Output all entries verbatim. Skip pictures.
===== The data =====
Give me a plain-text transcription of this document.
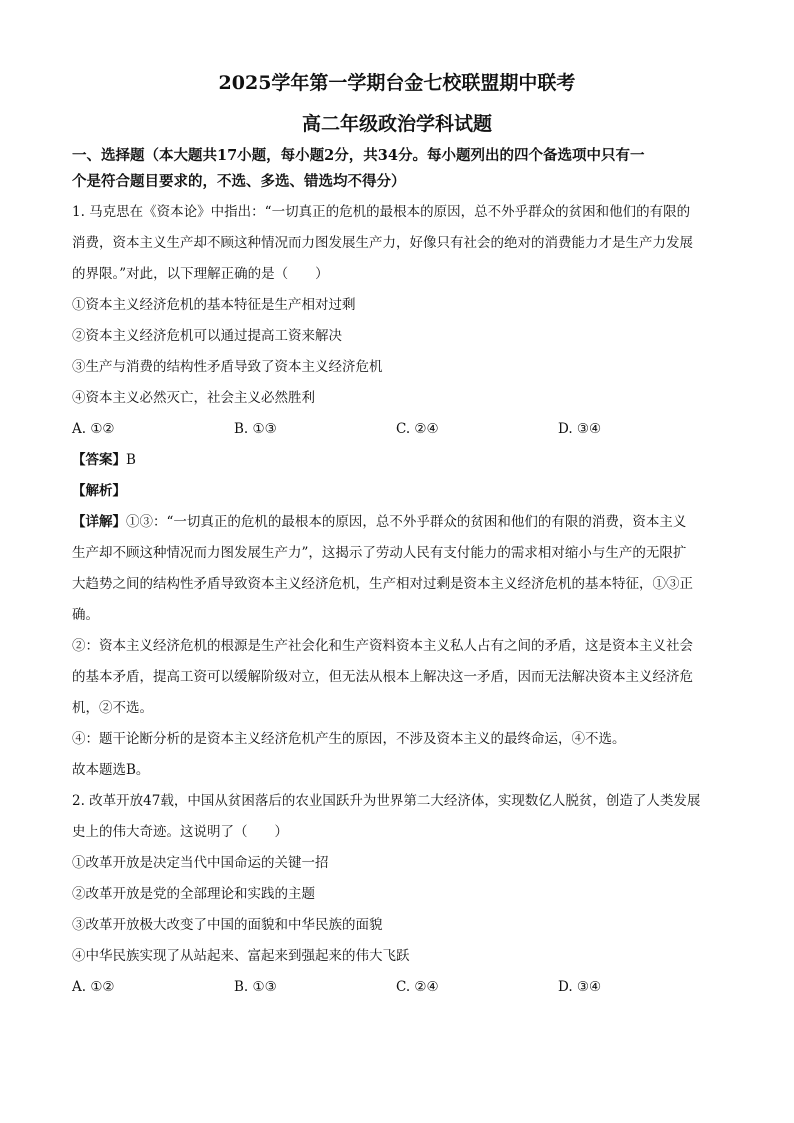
2025学年第一学期台金七校联盟期中联考
高二年级政治学科试题
一、选择题（本大题共17小题，每小题2分，共34分。每小题列出的四个备选项中只有一
个是符合题目要求的，不选、多选、错选均不得分）

1. 马克思在《资本论》中指出：“一切真正的危机的最根本的原因，总不外乎群众的贫困和他们的有限的

消费，资本主义生产却不顾这种情况而力图发展生产力，好像只有社会的绝对的消费能力才是生产力发展

的界限。”对此，以下理解正确的是（　　）

①资本主义经济危机的基本特征是生产相对过剩

②资本主义经济危机可以通过提高工资来解决

③生产与消费的结构性矛盾导致了资本主义经济危机

④资本主义必然灭亡，社会主义必然胜利

A. ①②	B. ①③	C. ②④	D. ③④

【答案】B

【解析】

【详解】①③：“一切真正的危机的最根本的原因，总不外乎群众的贫困和他们的有限的消费，资本主义

生产却不顾这种情况而力图发展生产力”，这揭示了劳动人民有支付能力的需求相对缩小与生产的无限扩

大趋势之间的结构性矛盾导致资本主义经济危机，生产相对过剩是资本主义经济危机的基本特征，①③正

确。

②：资本主义经济危机的根源是生产社会化和生产资料资本主义私人占有之间的矛盾，这是资本主义社会

的基本矛盾，提高工资可以缓解阶级对立，但无法从根本上解决这一矛盾，因而无法解决资本主义经济危

机，②不选。

④：题干论断分析的是资本主义经济危机产生的原因，不涉及资本主义的最终命运，④不选。

故本题选B。

2. 改革开放47载，中国从贫困落后的农业国跃升为世界第二大经济体，实现数亿人脱贫，创造了人类发展

史上的伟大奇迹。这说明了（　　）

①改革开放是决定当代中国命运的关键一招

②改革开放是党的全部理论和实践的主题

③改革开放极大改变了中国的面貌和中华民族的面貌

④中华民族实现了从站起来、富起来到强起来的伟大飞跃

A. ①②	B. ①③	C. ②④	D. ③④
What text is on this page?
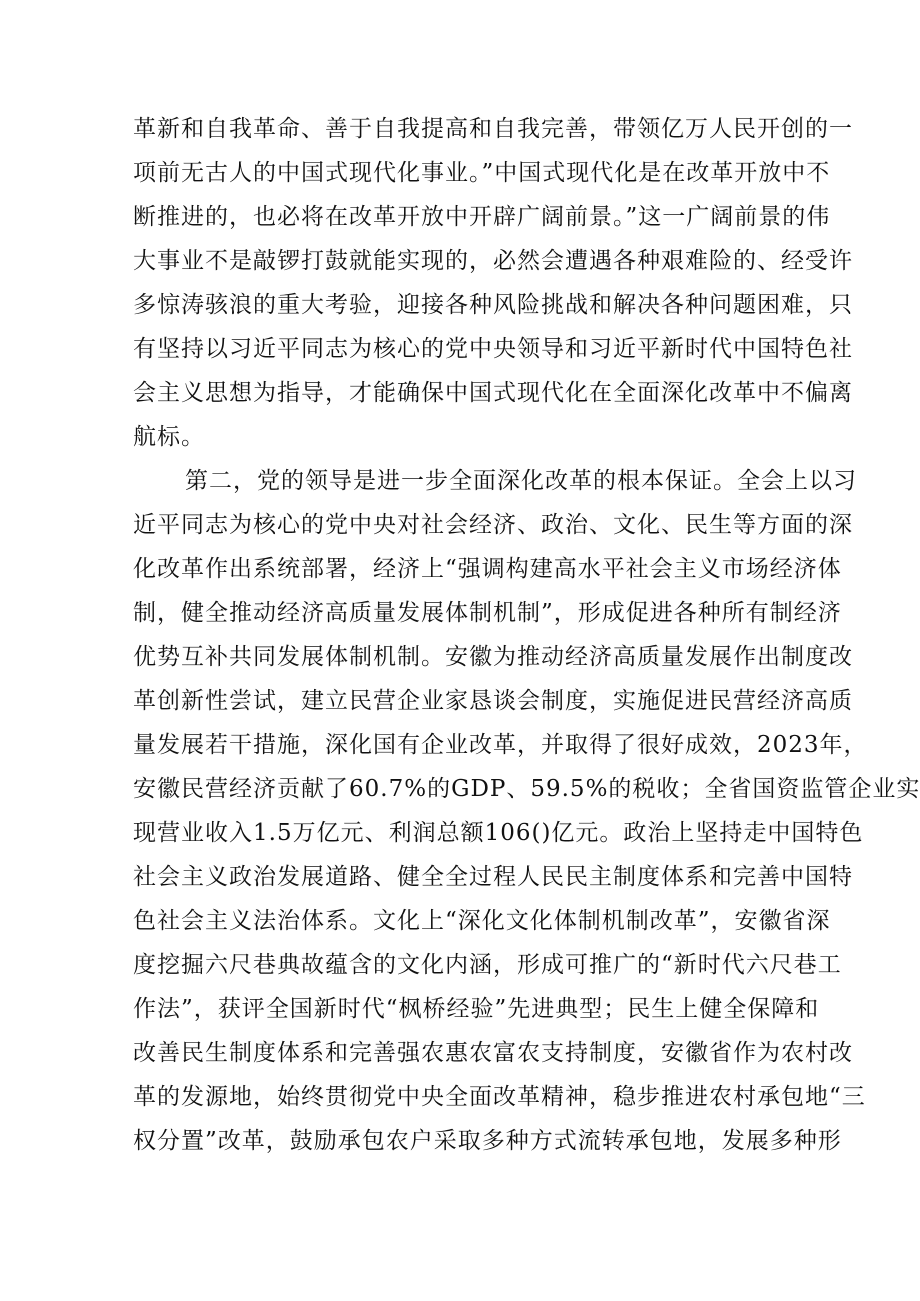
革新和自我革命、善于自我提高和自我完善，带领亿万人民开创的一
项前无古人的中国式现代化事业。”中国式现代化是在改革开放中不
断推进的，也必将在改革开放中开辟广阔前景。”这一广阔前景的伟
大事业不是敲锣打鼓就能实现的，必然会遭遇各种艰难险的、经受许
多惊涛骇浪的重大考验，迎接各种风险挑战和解决各种问题困难，只
有坚持以习近平同志为核心的党中央领导和习近平新时代中国特色社
会主义思想为指导，才能确保中国式现代化在全面深化改革中不偏离
航标。
第二，党的领导是进一步全面深化改革的根本保证。全会上以习
近平同志为核心的党中央对社会经济、政治、文化、民生等方面的深
化改革作出系统部署，经济上“强调构建高水平社会主义市场经济体
制，健全推动经济高质量发展体制机制”，形成促进各种所有制经济
优势互补共同发展体制机制。安徽为推动经济高质量发展作出制度改
革创新性尝试，建立民营企业家恳谈会制度，实施促进民营经济高质
量发展若干措施，深化国有企业改革，并取得了很好成效，2023年，
安徽民营经济贡献了60.7%的GDP、59.5%的税收；全省国资监管企业实
现营业收入1.5万亿元、利润总额106()亿元。政治上坚持走中国特色
社会主义政治发展道路、健全全过程人民民主制度体系和完善中国特
色社会主义法治体系。文化上“深化文化体制机制改革”，安徽省深
度挖掘六尺巷典故蕴含的文化内涵，形成可推广的“新时代六尺巷工
作法”，获评全国新时代“枫桥经验”先进典型；民生上健全保障和
改善民生制度体系和完善强农惠农富农支持制度，安徽省作为农村改
革的发源地，始终贯彻党中央全面改革精神，稳步推进农村承包地“三
权分置”改革，鼓励承包农户采取多种方式流转承包地，发展多种形
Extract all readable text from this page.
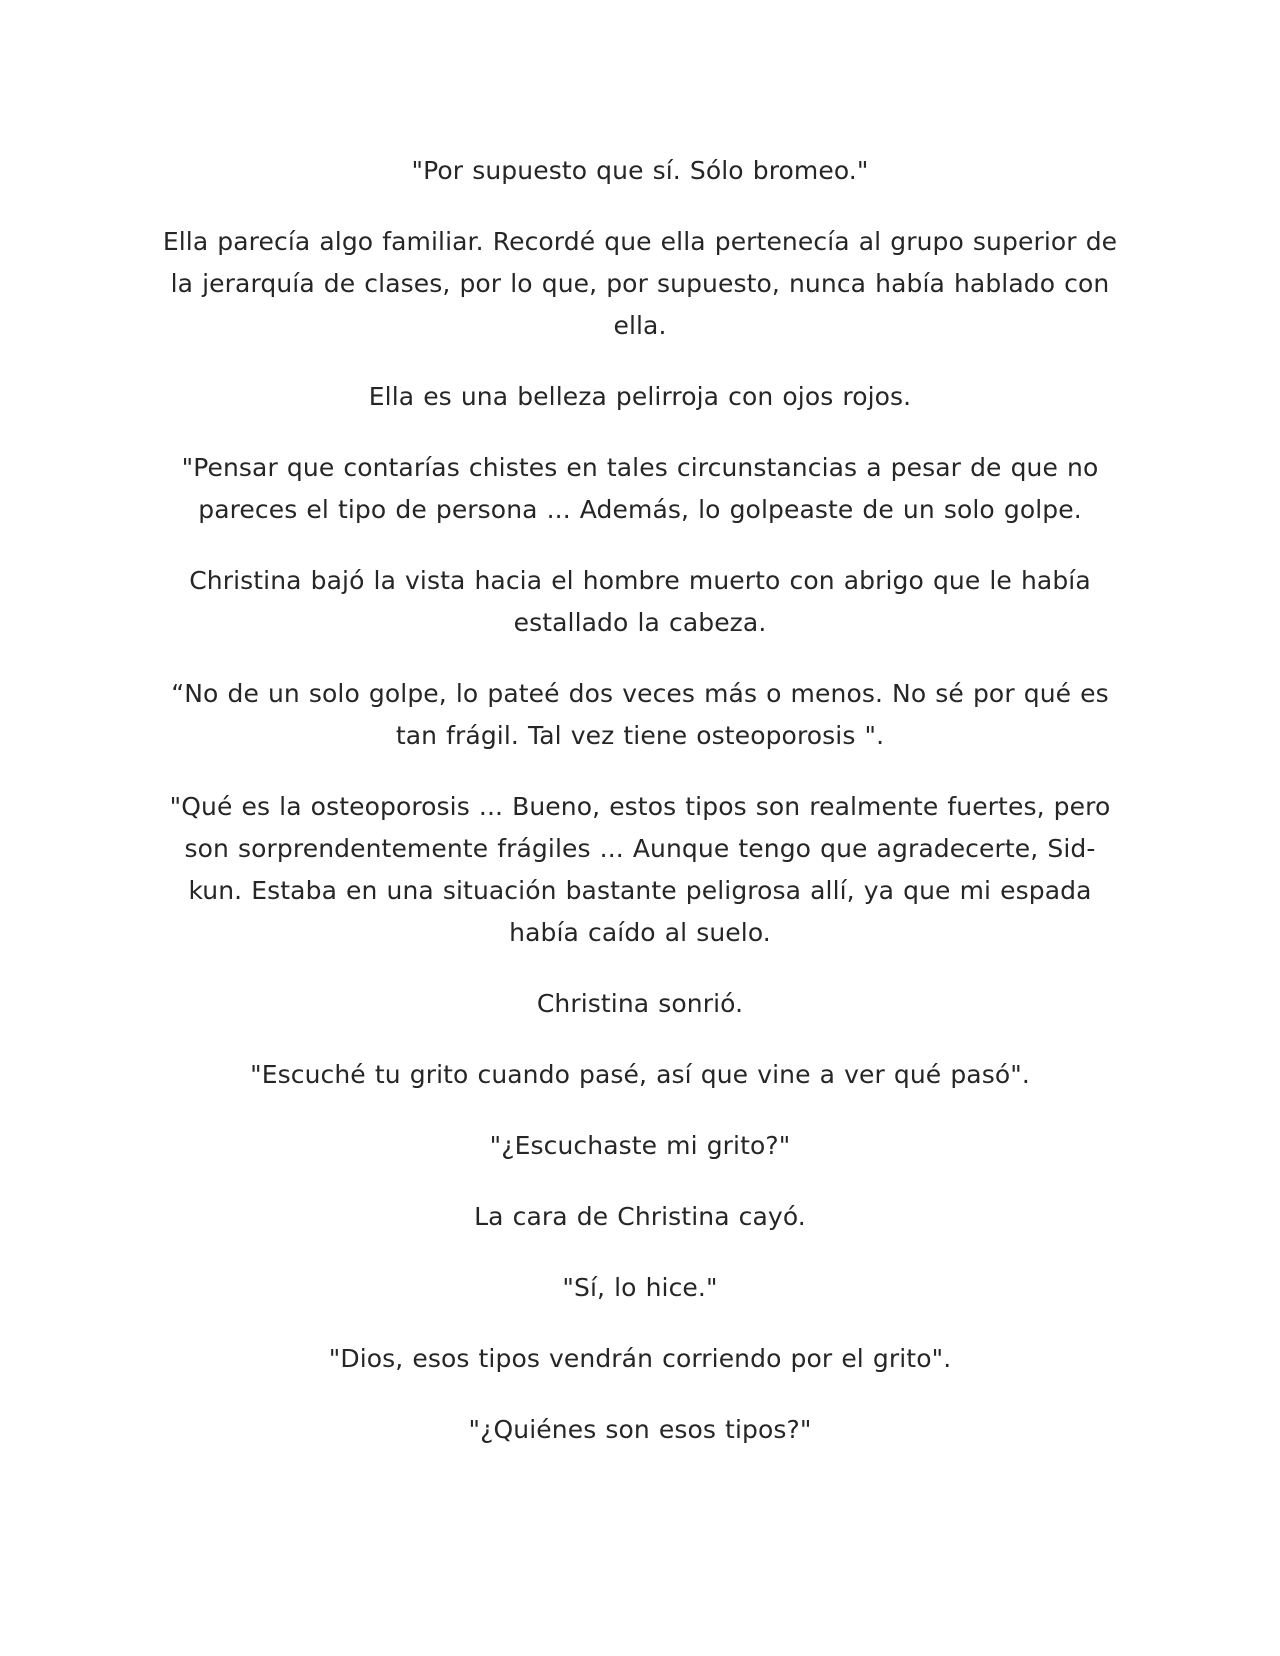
"Por supuesto que sí. Sólo bromeo."

Ella parecía algo familiar. Recordé que ella pertenecía al grupo superior de la jerarquía de clases, por lo que, por supuesto, nunca había hablado con ella.

Ella es una belleza pelirroja con ojos rojos.

"Pensar que contarías chistes en tales circunstancias a pesar de que no pareces el tipo de persona ... Además, lo golpeaste de un solo golpe.

Christina bajó la vista hacia el hombre muerto con abrigo que le había estallado la cabeza.

“No de un solo golpe, lo pateé dos veces más o menos. No sé por qué es tan frágil. Tal vez tiene osteoporosis ".

"Qué es la osteoporosis ... Bueno, estos tipos son realmente fuertes, pero son sorprendentemente frágiles ... Aunque tengo que agradecerte, Sid-kun. Estaba en una situación bastante peligrosa allí, ya que mi espada había caído al suelo.

Christina sonrió.

"Escuché tu grito cuando pasé, así que vine a ver qué pasó".

"¿Escuchaste mi grito?"

La cara de Christina cayó.

"Sí, lo hice."

"Dios, esos tipos vendrán corriendo por el grito".

"¿Quiénes son esos tipos?"
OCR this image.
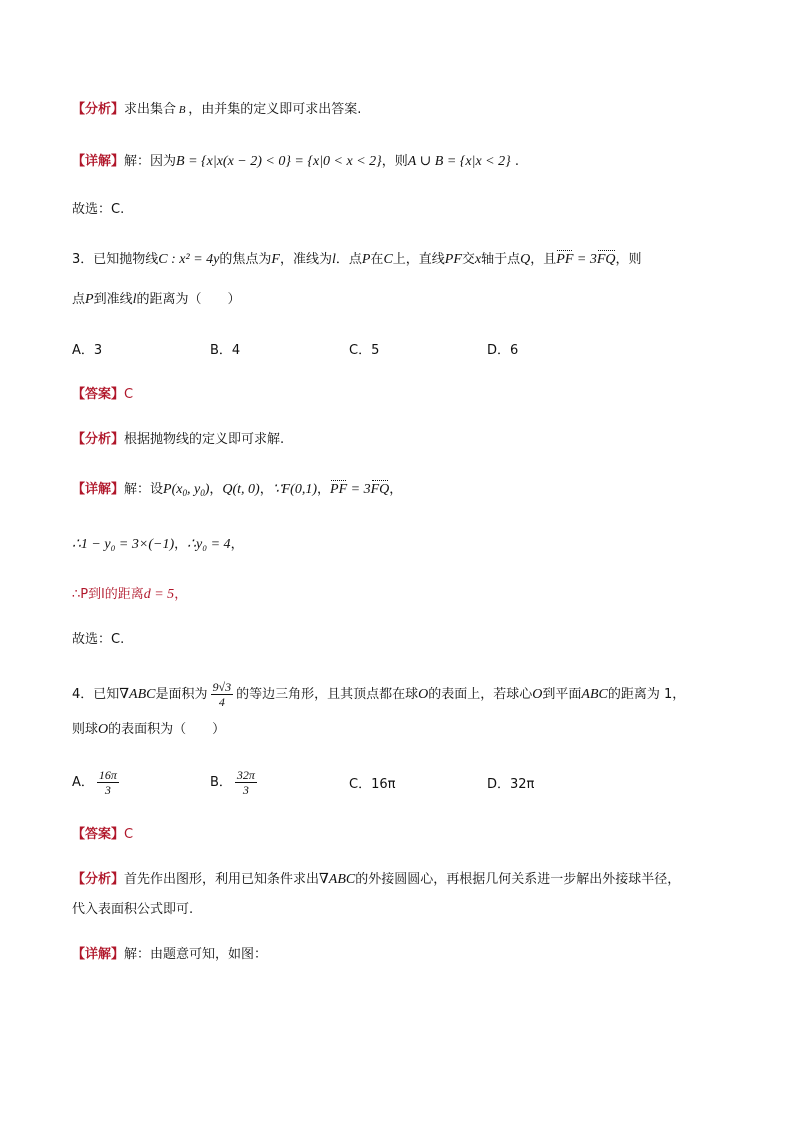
【分析】求出集合 B ，由并集的定义即可求出答案.
【详解】解：因为B = {x|x(x − 2) < 0} = {x|0 < x < 2}，则A ∪ B = {x|x < 2} .
故选：C.
3．已知抛物线C : x² = 4y的焦点为F，准线为l．点P在C上，直线PF交x轴于点Q，且PF = 3FQ，则
点P到准线l的距离为（　　）
A．3	B．4	C．5	D．6
【答案】C
【分析】根据抛物线的定义即可求解.
【详解】解：设$P(x_0$, $y_0$)，Q(t, 0)，∵F(0,1)，PF = 3FQ，
∴1 − y₀ = 3×(−1)，∴y₀ = 4，
∴P到l的距离d = 5，
故选：C.
4．已知∇ABC是面积为 $\frac{9√3}{4}$ 的等边三角形，且其顶点都在球O的表面上，若球心O到平面ABC的距离为 1，
则球O的表面积为（　　）
A． $\frac{16\pi}{3}$	B． $\frac{32\pi}{3}$	C．16π	D．32π
【答案】C
【分析】首先作出图形，利用已知条件求出∇ABC的外接圆圆心，再根据几何关系进一步解出外接球半径，
代入表面积公式即可.
【详解】解：由题意可知，如图：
=====
◆ **Exercise response**
Give me a plain-text transcription of this document.
2025学年第一学期台金七校联盟期中联考
高二年级政治学科试题
一、选择题（本大题共17小题，每小题2分，共34分。每小题列出的四个备选项中只有一
个是符合题目要求的，不选、多选、错选均不得分）

1. 马克思在《资本论》中指出：“一切真正的危机的最根本的原因，总不外乎群众的贫困和他们的有限的

消费，资本主义生产却不顾这种情况而力图发展生产力，好像只有社会的绝对的消费能力才是生产力发展

的界限。”对此，以下理解正确的是（　　）

①资本主义经济危机的基本特征是生产相对过剩

②资本主义经济危机可以通过提高工资来解决

③生产与消费的结构性矛盾导致了资本主义经济危机

④资本主义必然灭亡，社会主义必然胜利

A. ①②	B. ①③	C. ②④	D. ③④

【答案】B

【解析】

【详解】①③：“一切真正的危机的最根本的原因，总不外乎群众的贫困和他们的有限的消费，资本主义

生产却不顾这种情况而力图发展生产力”，这揭示了劳动人民有支付能力的需求相对缩小与生产的无限扩

大趋势之间的结构性矛盾导致资本主义经济危机，生产相对过剩是资本主义经济危机的基本特征，①③正

确。

②：资本主义经济危机的根源是生产社会化和生产资料资本主义私人占有之间的矛盾，这是资本主义社会

的基本矛盾，提高工资可以缓解阶级对立，但无法从根本上解决这一矛盾，因而无法解决资本主义经济危

机，②不选。

④：题干论断分析的是资本主义经济危机产生的原因，不涉及资本主义的最终命运，④不选。

故本题选B。

2. 改革开放47载，中国从贫困落后的农业国跃升为世界第二大经济体，实现数亿人脱贫，创造了人类发展

史上的伟大奇迹。这说明了（　　）

①改革开放是决定当代中国命运的关键一招

②改革开放是党的全部理论和实践的主题

③改革开放极大改变了中国的面貌和中华民族的面貌

④中华民族实现了从站起来、富起来到强起来的伟大飞跃

A. ①②	B. ①③	C. ②④	D. ③④
What text is on this page?
革新和自我革命、善于自我提高和自我完善，带领亿万人民开创的一
项前无古人的中国式现代化事业。”中国式现代化是在改革开放中不
断推进的，也必将在改革开放中开辟广阔前景。”这一广阔前景的伟
大事业不是敲锣打鼓就能实现的，必然会遭遇各种艰难险的、经受许
多惊涛骇浪的重大考验，迎接各种风险挑战和解决各种问题困难，只
有坚持以习近平同志为核心的党中央领导和习近平新时代中国特色社
会主义思想为指导，才能确保中国式现代化在全面深化改革中不偏离
航标。
第二，党的领导是进一步全面深化改革的根本保证。全会上以习
近平同志为核心的党中央对社会经济、政治、文化、民生等方面的深
化改革作出系统部署，经济上“强调构建高水平社会主义市场经济体
制，健全推动经济高质量发展体制机制”，形成促进各种所有制经济
优势互补共同发展体制机制。安徽为推动经济高质量发展作出制度改
革创新性尝试，建立民营企业家恳谈会制度，实施促进民营经济高质
量发展若干措施，深化国有企业改革，并取得了很好成效，2023年，
安徽民营经济贡献了60.7%的GDP、59.5%的税收；全省国资监管企业实
现营业收入1.5万亿元、利润总额106()亿元。政治上坚持走中国特色
社会主义政治发展道路、健全全过程人民民主制度体系和完善中国特
色社会主义法治体系。文化上“深化文化体制机制改革”，安徽省深
度挖掘六尺巷典故蕴含的文化内涵，形成可推广的“新时代六尺巷工
作法”，获评全国新时代“枫桥经验”先进典型；民生上健全保障和
改善民生制度体系和完善强农惠农富农支持制度，安徽省作为农村改
革的发源地，始终贯彻党中央全面改革精神，稳步推进农村承包地“三
权分置”改革，鼓励承包农户采取多种方式流转承包地，发展多种形
Extract all readable text from this page.
"Por supuesto que sí. Sólo bromeo."

Ella parecía algo familiar. Recordé que ella pertenecía al grupo superior de la jerarquía de clases, por lo que, por supuesto, nunca había hablado con ella.

Ella es una belleza pelirroja con ojos rojos.

"Pensar que contarías chistes en tales circunstancias a pesar de que no pareces el tipo de persona ... Además, lo golpeaste de un solo golpe.

Christina bajó la vista hacia el hombre muerto con abrigo que le había estallado la cabeza.

“No de un solo golpe, lo pateé dos veces más o menos. No sé por qué es tan frágil. Tal vez tiene osteoporosis ".

"Qué es la osteoporosis ... Bueno, estos tipos son realmente fuertes, pero son sorprendentemente frágiles ... Aunque tengo que agradecerte, Sid-kun. Estaba en una situación bastante peligrosa allí, ya que mi espada había caído al suelo.

Christina sonrió.

"Escuché tu grito cuando pasé, así que vine a ver qué pasó".

"¿Escuchaste mi grito?"

La cara de Christina cayó.

"Sí, lo hice."

"Dios, esos tipos vendrán corriendo por el grito".

"¿Quiénes son esos tipos?"
OCR this image.
【分析】求出集合 B ，由并集的定义即可求出答案.
【详解】解：因为B = {x|x(x − 2) < 0} = {x|0 < x < 2}，则A ∪ B = {x|x < 2} .
故选：C.
3．已知抛物线C : x² = 4y的焦点为F，准线为l．点P在C上，直线PF交x轴于点Q，且PF = 3FQ，则
点P到准线l的距离为（　　）
A．3	B．4	C．5	D．6
【答案】C
【分析】根据抛物线的定义即可求解.
【详解】解：设$P(x_0$, $y_0$)，Q(t, 0)，∵F(0,1)，PF = 3FQ，
∴1 − y₀ = 3×(−1)，∴y₀ = 4，
∴P到l的距离d = 5，
故选：C.
4．已知∇ABC是面积为 $\frac{9√3}{4}$ 的等边三角形，且其顶点都在球O的表面上，若球心O到平面ABC的距离为 1，
则球O的表面积为（　　）
A． $\frac{16\pi}{3}$	B． $\frac{32\pi}{3}$	C．16π	D．32π
【答案】C
【分析】首先作出图形，利用已知条件求出∇ABC的外接圆圆心，再根据几何关系进一步解出外接球半径，
代入表面积公式即可.
【详解】解：由题意可知，如图：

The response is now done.